## Begin
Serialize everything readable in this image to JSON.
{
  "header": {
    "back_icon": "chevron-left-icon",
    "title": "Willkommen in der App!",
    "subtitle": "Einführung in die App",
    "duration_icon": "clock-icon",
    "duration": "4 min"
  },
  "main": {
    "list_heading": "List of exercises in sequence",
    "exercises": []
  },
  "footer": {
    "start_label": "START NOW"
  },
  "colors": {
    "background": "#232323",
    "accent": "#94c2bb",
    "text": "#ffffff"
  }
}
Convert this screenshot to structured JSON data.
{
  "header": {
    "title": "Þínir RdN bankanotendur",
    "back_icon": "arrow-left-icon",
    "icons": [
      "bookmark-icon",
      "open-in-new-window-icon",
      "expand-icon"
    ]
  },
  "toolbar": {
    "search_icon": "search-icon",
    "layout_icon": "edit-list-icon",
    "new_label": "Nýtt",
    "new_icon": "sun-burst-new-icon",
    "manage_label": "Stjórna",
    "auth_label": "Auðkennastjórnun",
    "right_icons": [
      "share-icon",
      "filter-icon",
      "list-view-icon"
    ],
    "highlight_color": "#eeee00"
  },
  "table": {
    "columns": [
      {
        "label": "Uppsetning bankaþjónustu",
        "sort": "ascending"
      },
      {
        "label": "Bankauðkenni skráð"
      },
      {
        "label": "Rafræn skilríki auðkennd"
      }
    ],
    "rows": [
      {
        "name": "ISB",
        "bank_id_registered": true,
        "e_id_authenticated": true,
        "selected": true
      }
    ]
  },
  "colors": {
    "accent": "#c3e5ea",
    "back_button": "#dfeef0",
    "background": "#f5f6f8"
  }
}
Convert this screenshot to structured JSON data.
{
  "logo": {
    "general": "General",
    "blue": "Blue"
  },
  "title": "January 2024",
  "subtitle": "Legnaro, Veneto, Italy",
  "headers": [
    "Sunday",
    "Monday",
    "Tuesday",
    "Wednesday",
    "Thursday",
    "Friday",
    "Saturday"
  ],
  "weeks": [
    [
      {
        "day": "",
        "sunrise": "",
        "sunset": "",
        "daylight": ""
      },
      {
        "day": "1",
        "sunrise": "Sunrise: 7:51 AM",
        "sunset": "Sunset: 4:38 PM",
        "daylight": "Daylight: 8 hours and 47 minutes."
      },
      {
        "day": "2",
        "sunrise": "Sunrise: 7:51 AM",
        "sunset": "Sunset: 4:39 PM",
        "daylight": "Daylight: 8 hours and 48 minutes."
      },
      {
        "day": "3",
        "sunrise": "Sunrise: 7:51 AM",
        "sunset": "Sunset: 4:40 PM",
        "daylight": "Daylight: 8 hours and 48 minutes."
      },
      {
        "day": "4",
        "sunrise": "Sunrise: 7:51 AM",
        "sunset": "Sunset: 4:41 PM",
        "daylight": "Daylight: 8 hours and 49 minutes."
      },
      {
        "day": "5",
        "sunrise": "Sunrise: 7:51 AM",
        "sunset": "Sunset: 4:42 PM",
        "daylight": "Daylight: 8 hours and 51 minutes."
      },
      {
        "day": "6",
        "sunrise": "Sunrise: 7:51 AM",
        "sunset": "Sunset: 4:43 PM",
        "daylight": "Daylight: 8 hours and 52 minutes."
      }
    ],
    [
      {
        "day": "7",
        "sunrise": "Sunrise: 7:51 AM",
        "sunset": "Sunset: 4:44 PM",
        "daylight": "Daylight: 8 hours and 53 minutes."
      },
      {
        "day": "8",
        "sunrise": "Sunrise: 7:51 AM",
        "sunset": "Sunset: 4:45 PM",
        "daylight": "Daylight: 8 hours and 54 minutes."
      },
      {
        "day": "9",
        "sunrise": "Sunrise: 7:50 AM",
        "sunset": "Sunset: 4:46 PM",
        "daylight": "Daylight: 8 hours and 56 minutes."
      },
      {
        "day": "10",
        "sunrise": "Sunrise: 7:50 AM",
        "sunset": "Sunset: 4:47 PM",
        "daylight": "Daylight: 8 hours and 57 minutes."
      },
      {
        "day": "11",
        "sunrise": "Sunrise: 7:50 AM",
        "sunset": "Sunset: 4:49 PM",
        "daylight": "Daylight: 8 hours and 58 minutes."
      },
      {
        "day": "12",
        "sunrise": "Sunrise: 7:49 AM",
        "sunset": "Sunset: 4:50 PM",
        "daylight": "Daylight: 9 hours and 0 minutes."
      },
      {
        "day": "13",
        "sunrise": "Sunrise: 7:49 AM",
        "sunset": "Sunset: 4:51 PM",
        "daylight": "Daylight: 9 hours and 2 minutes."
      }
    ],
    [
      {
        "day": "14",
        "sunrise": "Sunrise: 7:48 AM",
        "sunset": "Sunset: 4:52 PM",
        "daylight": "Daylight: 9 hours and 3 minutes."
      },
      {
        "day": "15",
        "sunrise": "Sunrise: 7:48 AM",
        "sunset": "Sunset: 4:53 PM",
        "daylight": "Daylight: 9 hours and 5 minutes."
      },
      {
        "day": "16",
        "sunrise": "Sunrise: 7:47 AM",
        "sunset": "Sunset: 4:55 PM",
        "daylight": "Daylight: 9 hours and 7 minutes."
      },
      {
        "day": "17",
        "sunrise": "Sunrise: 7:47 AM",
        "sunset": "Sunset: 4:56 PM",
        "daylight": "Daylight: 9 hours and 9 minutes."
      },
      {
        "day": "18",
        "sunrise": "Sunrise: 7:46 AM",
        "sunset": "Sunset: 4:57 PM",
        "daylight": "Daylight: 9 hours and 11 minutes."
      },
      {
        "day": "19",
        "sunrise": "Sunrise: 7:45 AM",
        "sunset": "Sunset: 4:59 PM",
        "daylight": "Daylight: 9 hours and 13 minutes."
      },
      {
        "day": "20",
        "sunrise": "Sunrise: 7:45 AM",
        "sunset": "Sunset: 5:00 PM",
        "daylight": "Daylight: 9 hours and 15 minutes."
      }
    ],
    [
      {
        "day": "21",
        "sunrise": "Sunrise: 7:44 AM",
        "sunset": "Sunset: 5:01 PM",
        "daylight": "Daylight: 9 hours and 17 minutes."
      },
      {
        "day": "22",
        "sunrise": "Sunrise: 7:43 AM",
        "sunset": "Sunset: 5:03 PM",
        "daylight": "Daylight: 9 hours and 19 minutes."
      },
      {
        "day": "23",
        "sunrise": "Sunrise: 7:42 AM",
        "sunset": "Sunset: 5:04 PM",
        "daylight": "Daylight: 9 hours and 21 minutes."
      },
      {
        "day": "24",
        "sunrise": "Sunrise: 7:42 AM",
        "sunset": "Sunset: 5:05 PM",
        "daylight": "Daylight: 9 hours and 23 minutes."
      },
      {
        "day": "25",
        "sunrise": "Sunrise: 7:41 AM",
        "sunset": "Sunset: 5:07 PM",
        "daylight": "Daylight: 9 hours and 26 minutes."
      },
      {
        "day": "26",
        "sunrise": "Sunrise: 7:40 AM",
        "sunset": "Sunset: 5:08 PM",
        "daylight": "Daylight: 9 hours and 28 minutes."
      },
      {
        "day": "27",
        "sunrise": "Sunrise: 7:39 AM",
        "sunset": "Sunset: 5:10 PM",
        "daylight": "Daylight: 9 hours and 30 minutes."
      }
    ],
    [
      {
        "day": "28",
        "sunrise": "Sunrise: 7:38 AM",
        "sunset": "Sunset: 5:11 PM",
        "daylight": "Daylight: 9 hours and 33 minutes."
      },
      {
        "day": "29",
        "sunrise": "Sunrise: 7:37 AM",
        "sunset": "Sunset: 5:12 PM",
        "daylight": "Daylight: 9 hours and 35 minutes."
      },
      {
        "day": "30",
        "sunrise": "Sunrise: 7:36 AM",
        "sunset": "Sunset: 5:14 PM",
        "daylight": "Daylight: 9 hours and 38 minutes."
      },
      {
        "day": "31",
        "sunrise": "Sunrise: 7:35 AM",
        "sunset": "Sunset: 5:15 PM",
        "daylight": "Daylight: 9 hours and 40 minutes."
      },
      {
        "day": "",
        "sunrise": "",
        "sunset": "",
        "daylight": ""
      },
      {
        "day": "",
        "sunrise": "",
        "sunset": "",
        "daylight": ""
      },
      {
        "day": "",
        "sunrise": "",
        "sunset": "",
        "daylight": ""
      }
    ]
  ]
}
## End
### WRITTEN REQUEST
Pull out every line in the material above where "left" occurs.

### OUTPUT OF THE EXERCISE
    "back_icon": "chevron-left-icon",
    "back_icon": "arrow-left-icon",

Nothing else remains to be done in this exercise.